Archive for the ‘Life’ Category

Quote

16 September 2009

Only people who are not interested in gardening or just lazy want someone to make over their garden. If you want to change your garden, then get on with it. Nothing beyond the limitations of health, time and money is stopping you. [....] The truth is that if you are lazy then you will never garden. Gardening is hard work. Gardening can be difficult, confusing and frustrating. It demands a commitment and a desire to learn and to keep learning. You have to accept that you will get wet and cold, hot and sweaty, sore, tired and depressed. It will cost you money and will take up more time than you have to spare. And this will make you feel, at times, as fully alive and as content as body and mind can be.

Monty Don, 2000

Quote

16 September 2009

If you pay someone to come in ‘do’ your garden for you, it will not be true, and you can spot a phoney garden the minute you set eyes on it. Anyway, ‘doing’ a garden is like shovelling the tide, because a garden is never ‘done’ any more than a river or the breeze is done. Gardening is something you do privately and without inverted commas.

Monty Don, 2000

Quote

15 September 2009

There is no doubt that after a certain age one puts into the garden the hopes and aspirations that youth put into the wider world.

Monty Don, 2009

Life can be so nice

11 November 2008

Still fully dark at 6am: 1st October 2008

First frost of the year: 6th October 2008. Windscreen scraping time.

The owls haven’t even started their dawn hooting at 6am these days but by about 6.20 they are making themselves heard. Rather than resent the first frost I really relish it. There is something entirely magical about the crunch of grass underfoot and the wisps of cream and pink flecking the sky in the east and gradually lightening the whole of the big sky which is visible out from the top of the hills.  The view of the eastern plain at 7.50am on Monday on the way down through Pant Glas was just spectacular. A sea of pink mist with the trees and woods poking up out of it in layers going back and back to the horizon for 30 miles. It was one of those nothing gets better than this moments. Unfortunately we were on the way to the station so couldn’t stop and ten minutes later some of the magic had dissipated but the  fact that such views are so fleeting make them even more precious.

Today (Three days ago in fact)

**Data supplied:**
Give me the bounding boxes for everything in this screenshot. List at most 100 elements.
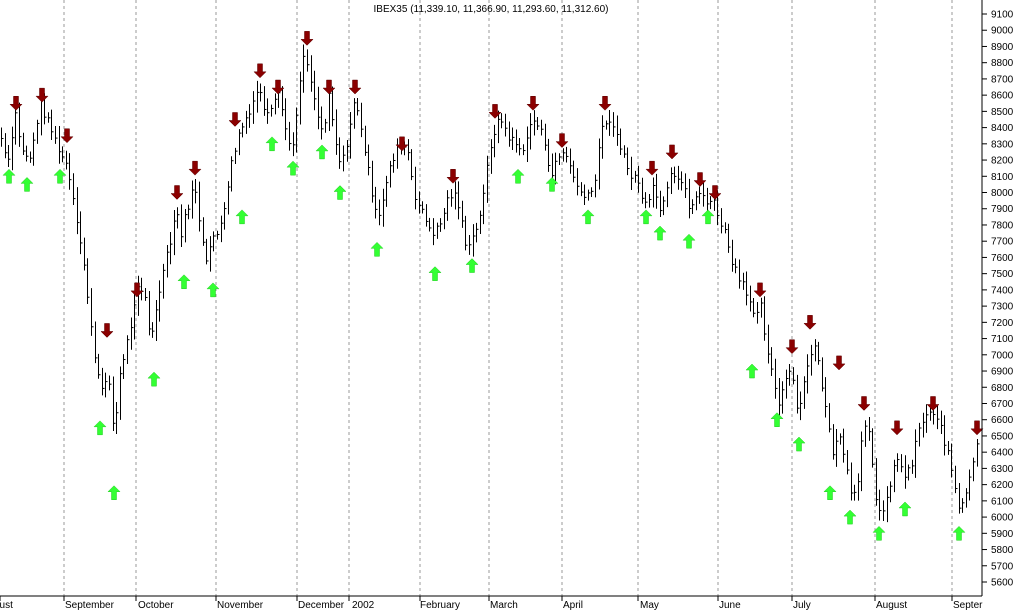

==

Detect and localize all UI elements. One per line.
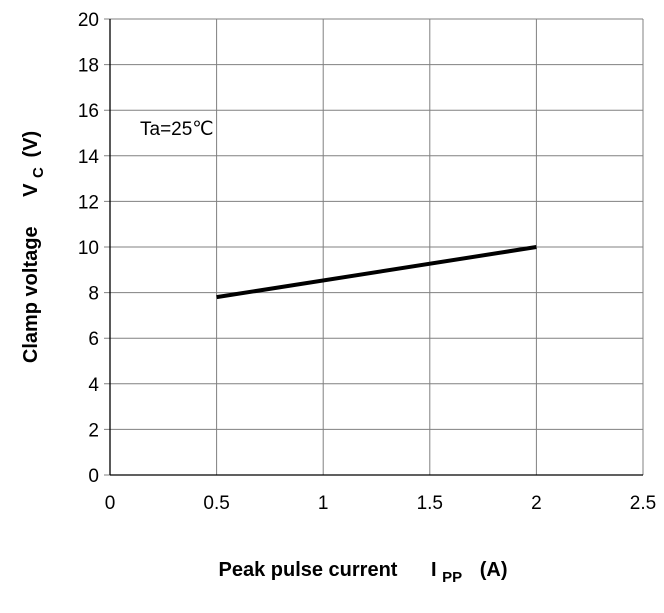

**Directions:**
• 1. Answer these questions from the blog archive, each on its own line:
(a) On what date does the blog archive record the first frost of the year?
(b) In the quote beginning "If you pay someone to come in," what is "doing" a garden compared to?
(c) For how many miles did the view of the pink mist stretch back to the horizon?
• 2. Rewrite the paragraph of the blog archive that begins "The owls haven't even started" as a short list that keeps its main facts.

**Answers for the tasks:**
• 1.
(a) 6th October 2008
(b) Shovelling the tide
(c) 30 miles

• 2.
- The owls don't hoot at 6am now but can be heard by about 6.20.
- The writer relishes the first frost: the crunch of grass underfoot and the cream and pink wisps lightening the big sky seen from the top of the hills.
- At 7.50am on Monday, on the way down through Pant Glas, the view of the eastern plain was spectacular: a sea of pink mist with trees and woods poking up in layers back to the horizon for 30 miles.
- They were on the way to the station and couldn't stop, and ten minutes later some of the magic had gone.
- Such views are fleeting, which makes them even more precious.